Work to do -
Repeat the listing in full, preserving every character.

Data for this task -
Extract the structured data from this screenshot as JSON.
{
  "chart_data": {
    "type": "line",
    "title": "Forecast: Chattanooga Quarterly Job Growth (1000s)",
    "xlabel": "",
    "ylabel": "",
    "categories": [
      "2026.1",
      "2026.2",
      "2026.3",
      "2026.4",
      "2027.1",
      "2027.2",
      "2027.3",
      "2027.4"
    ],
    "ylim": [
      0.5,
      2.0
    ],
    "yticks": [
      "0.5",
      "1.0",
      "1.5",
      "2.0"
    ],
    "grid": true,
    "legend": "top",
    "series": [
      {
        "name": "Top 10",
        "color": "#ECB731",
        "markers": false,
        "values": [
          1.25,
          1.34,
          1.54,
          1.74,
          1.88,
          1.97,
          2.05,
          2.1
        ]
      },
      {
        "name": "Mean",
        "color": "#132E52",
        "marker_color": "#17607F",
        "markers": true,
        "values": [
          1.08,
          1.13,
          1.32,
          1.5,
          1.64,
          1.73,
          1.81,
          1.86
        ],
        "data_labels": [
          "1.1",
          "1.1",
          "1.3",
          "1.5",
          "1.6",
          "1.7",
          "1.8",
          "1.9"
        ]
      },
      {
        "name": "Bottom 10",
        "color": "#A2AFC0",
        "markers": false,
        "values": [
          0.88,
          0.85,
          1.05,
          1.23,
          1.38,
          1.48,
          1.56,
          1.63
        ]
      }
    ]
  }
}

Task response -
Extract the structured data from this screenshot as JSON.
{
  "chart_data": {
    "type": "line",
    "title": "Forecast: Chattanooga Quarterly Job Growth (1000s)",
    "xlabel": "",
    "ylabel": "",
    "categories": [
      "2026.1",
      "2026.2",
      "2026.3",
      "2026.4",
      "2027.1",
      "2027.2",
      "2027.3",
      "2027.4"
    ],
    "ylim": [
      0.5,
      2.0
    ],
    "yticks": [
      "0.5",
      "1.0",
      "1.5",
      "2.0"
    ],
    "grid": true,
    "legend": "top",
    "series": [
      {
        "name": "Top 10",
        "color": "#ECB731",
        "markers": false,
        "values": [
          1.25,
          1.34,
          1.54,
          1.74,
          1.88,
          1.97,
          2.05,
          2.1
        ]
      },
      {
        "name": "Mean",
        "color": "#132E52",
        "marker_color": "#17607F",
        "markers": true,
        "values": [
          1.08,
          1.13,
          1.32,
          1.5,
          1.64,
          1.73,
          1.81,
          1.86
        ],
        "data_labels": [
          "1.1",
          "1.1",
          "1.3",
          "1.5",
          "1.6",
          "1.7",
          "1.8",
          "1.9"
        ]
      },
      {
        "name": "Bottom 10",
        "color": "#A2AFC0",
        "markers": false,
        "values": [
          0.88,
          0.85,
          1.05,
          1.23,
          1.38,
          1.48,
          1.56,
          1.63
        ]
      }
    ]
  }
}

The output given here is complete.